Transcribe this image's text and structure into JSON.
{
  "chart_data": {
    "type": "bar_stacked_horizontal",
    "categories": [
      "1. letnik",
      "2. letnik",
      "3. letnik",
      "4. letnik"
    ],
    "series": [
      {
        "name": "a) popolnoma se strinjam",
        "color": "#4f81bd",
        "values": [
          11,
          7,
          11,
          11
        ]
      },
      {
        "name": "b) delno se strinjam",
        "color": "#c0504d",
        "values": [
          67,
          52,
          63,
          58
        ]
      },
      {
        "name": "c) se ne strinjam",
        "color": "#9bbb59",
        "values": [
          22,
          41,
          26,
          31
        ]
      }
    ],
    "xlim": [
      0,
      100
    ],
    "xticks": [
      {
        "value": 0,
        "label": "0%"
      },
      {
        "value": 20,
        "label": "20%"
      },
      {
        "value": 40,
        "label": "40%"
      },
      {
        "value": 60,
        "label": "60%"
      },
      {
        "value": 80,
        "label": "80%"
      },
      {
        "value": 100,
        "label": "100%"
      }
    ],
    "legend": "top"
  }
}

################

Only lines with the string "name" belong in your answer; copy each one.

RIGHT ANSWER:
        "name": "a) popolnoma se strinjam",
        "name": "b) delno se strinjam",
        "name": "c) se ne strinjam",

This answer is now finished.